___ RECORDS FOR THE EXERCISE ___
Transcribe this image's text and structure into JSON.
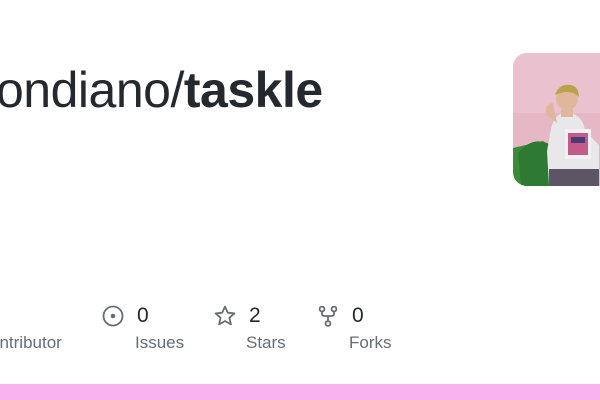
{
  "repo": {
    "owner_visible": "ondiano",
    "separator": "/",
    "name": "taskle"
  },
  "stats": {
    "contributors": {
      "label": "ontributor"
    },
    "issues": {
      "count": "0",
      "label": "Issues",
      "icon": "issue-opened-icon"
    },
    "stars": {
      "count": "2",
      "label": "Stars",
      "icon": "star-icon"
    },
    "forks": {
      "count": "0",
      "label": "Forks",
      "icon": "repo-forked-icon"
    }
  },
  "colors": {
    "accent_bar": "#f9b4ef",
    "text_primary": "#24292f",
    "text_muted": "#656d76"
  }
}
___
_THE TASK_
Check each line of the entries above, and show every one holding the word "label".

_FINAL RESULT_
      "label": "ontributor"
      "label": "Issues",
      "label": "Stars",
      "label": "Forks",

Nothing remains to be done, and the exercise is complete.